A run of records:
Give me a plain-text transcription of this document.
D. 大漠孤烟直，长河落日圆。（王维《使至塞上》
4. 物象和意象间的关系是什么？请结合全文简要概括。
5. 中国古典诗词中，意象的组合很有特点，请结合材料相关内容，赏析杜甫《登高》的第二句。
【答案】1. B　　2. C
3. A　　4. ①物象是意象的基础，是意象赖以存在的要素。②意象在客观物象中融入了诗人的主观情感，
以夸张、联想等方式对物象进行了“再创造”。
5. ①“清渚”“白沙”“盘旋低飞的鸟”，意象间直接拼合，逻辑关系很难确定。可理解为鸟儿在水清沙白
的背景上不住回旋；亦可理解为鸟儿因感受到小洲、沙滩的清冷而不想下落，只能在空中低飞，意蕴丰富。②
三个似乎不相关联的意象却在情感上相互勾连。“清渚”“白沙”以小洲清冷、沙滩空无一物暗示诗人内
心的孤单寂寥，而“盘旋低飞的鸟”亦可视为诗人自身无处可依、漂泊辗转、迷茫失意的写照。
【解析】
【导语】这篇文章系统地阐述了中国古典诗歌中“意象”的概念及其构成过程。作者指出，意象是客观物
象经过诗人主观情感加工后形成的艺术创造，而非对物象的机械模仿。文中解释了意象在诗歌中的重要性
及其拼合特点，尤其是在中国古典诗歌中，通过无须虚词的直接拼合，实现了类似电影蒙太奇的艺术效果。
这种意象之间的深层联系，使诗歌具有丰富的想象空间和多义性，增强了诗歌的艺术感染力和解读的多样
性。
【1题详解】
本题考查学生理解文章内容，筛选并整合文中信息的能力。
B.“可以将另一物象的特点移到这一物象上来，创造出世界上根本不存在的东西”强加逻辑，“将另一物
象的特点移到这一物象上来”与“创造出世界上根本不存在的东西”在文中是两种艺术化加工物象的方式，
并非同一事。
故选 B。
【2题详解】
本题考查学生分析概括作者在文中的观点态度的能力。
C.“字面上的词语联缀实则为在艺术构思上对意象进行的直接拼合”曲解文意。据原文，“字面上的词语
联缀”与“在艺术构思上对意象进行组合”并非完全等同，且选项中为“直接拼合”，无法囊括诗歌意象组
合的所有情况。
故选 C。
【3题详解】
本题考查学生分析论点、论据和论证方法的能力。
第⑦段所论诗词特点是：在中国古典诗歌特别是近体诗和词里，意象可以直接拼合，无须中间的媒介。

→ Work to complete
Filter the listing above by the word "盘旋低飞的鸟"; copy each line that passes.

→ Correct response
5. ①“清渚”“白沙”“盘旋低飞的鸟”，意象间直接拼合，逻辑关系很难确定。可理解为鸟儿在水清沙白
心的孤单寂寥，而“盘旋低飞的鸟”亦可视为诗人自身无处可依、漂泊辗转、迷茫失意的写照。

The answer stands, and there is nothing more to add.